### [Given task]
Locate every line that holds the string "name" and copy it.

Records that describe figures
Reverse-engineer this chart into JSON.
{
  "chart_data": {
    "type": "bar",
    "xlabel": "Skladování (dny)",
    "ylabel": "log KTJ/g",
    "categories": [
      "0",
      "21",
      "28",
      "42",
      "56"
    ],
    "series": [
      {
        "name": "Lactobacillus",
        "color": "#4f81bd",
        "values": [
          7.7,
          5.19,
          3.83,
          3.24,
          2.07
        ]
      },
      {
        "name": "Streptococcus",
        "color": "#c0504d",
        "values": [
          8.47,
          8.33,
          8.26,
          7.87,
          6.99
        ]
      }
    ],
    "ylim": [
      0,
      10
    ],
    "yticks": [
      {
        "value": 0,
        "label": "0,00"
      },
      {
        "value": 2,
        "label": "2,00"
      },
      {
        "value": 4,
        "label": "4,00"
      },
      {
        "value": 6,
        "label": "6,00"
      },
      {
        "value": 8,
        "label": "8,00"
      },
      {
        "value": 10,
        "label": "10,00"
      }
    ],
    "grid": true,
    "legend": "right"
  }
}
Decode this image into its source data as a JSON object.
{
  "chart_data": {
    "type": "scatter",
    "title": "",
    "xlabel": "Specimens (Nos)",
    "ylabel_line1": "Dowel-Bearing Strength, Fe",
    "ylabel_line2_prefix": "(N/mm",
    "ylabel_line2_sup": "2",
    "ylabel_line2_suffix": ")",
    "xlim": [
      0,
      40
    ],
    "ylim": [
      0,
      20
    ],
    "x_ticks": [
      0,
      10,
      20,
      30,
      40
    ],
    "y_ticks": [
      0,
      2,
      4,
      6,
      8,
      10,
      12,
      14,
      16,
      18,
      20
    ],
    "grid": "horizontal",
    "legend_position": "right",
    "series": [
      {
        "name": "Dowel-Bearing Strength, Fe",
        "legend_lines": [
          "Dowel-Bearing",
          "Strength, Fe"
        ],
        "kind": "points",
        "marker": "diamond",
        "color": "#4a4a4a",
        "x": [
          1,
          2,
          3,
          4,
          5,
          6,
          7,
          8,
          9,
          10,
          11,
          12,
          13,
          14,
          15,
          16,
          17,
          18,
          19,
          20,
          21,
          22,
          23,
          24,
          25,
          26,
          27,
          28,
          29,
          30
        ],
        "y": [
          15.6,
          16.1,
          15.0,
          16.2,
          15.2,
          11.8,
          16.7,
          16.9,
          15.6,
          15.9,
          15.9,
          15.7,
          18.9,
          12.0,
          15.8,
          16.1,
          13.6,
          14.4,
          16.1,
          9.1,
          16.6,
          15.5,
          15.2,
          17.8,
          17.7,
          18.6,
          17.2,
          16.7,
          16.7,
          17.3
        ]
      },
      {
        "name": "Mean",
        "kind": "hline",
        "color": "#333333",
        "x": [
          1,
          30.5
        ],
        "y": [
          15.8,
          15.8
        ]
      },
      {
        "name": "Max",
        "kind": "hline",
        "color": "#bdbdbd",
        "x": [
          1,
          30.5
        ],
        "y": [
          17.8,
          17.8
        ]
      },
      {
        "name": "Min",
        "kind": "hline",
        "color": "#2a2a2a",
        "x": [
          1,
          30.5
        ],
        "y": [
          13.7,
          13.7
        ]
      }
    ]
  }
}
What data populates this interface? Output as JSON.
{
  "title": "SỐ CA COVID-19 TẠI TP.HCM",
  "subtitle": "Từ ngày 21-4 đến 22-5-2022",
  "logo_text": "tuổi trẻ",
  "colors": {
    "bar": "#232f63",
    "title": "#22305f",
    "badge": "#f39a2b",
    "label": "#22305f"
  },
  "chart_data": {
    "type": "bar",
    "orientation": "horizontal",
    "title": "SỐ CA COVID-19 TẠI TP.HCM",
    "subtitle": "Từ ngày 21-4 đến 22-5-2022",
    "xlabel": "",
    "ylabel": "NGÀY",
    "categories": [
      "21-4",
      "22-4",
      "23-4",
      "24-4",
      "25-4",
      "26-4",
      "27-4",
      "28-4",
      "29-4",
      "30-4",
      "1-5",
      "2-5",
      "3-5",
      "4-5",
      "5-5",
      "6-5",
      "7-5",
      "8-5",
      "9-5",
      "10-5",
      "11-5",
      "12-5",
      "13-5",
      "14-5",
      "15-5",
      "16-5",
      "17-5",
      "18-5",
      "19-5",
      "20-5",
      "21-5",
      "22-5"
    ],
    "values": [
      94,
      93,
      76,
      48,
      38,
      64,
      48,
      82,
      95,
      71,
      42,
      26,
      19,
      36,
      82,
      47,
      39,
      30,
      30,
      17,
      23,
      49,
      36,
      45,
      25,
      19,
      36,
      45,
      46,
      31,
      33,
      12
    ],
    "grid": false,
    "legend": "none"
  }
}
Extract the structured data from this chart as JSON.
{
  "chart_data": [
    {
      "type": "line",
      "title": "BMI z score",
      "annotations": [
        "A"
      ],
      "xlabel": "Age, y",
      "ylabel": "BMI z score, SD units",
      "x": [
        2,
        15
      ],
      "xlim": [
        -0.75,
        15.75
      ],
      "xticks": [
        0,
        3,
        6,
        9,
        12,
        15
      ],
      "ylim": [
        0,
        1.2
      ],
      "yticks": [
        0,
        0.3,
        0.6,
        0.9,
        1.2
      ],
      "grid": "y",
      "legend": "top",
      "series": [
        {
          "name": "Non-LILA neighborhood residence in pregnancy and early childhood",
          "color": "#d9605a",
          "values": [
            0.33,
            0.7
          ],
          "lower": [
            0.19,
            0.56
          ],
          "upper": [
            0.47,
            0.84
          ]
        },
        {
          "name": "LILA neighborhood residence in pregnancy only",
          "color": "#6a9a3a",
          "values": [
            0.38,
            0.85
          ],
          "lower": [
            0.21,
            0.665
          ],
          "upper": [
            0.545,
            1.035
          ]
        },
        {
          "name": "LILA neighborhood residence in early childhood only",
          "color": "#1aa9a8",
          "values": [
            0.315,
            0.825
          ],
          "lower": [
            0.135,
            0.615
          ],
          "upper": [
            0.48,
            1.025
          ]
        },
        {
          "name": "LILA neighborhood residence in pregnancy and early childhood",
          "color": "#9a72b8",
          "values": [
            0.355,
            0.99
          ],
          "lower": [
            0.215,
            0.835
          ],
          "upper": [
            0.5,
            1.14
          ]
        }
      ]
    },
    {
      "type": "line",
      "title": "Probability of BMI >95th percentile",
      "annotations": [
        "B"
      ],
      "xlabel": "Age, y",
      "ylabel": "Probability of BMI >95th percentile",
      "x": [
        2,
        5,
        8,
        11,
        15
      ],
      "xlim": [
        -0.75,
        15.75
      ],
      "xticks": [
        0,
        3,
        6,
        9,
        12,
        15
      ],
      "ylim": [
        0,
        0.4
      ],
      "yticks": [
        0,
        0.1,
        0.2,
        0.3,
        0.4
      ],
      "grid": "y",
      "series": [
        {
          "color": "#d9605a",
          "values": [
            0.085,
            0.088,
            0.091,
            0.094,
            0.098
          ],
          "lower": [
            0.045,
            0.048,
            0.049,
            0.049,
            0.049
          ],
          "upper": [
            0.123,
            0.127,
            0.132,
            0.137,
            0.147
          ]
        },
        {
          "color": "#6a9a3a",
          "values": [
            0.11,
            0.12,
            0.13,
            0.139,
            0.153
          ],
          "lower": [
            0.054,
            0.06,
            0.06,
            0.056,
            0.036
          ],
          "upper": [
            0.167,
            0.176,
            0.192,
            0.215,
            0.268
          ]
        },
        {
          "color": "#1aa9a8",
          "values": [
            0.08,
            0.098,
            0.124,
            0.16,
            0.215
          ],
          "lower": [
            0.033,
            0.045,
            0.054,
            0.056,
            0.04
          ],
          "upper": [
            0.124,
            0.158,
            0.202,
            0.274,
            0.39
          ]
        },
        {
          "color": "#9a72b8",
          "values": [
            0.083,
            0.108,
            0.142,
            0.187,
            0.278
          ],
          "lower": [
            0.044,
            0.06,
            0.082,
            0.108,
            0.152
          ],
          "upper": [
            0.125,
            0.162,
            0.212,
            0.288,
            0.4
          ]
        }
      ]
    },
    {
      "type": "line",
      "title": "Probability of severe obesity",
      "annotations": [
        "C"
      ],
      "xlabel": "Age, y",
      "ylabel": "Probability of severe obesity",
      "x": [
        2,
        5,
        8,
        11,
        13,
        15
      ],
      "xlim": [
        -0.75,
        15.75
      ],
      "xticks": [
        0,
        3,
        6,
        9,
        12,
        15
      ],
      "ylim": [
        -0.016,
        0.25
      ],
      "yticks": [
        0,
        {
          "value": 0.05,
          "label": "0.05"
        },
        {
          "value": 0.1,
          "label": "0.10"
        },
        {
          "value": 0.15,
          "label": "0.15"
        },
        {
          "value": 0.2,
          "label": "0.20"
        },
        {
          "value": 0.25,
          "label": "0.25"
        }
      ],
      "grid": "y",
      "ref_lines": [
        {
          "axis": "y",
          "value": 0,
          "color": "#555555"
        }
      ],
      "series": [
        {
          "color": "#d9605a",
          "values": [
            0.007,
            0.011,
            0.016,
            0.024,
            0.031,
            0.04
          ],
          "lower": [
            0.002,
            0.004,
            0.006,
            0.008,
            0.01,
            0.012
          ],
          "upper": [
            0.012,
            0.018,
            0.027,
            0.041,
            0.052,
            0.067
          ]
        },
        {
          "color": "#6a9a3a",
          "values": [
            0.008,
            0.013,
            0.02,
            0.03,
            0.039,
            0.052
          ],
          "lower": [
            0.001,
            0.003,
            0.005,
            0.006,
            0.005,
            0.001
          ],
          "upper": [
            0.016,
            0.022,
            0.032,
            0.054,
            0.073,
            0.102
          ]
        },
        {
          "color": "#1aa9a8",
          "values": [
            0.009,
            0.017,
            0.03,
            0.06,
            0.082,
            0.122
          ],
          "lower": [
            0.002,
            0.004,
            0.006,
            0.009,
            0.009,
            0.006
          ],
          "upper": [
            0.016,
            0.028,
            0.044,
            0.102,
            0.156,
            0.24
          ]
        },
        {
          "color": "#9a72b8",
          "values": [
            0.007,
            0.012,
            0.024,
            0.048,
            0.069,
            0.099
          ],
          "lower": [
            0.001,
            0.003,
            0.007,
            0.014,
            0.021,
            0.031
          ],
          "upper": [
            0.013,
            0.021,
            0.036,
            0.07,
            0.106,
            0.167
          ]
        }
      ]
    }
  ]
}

### [Answer for the task]
        "name": "Lactobacillus",
        "name": "Streptococcus",
        "name": "Dowel-Bearing Strength, Fe",
        "name": "Mean",
        "name": "Max",
        "name": "Min",
          "name": "Non-LILA neighborhood residence in pregnancy and early childhood",
          "name": "LILA neighborhood residence in pregnancy only",
          "name": "LILA neighborhood residence in early childhood only",
          "name": "LILA neighborhood residence in pregnancy and early childhood",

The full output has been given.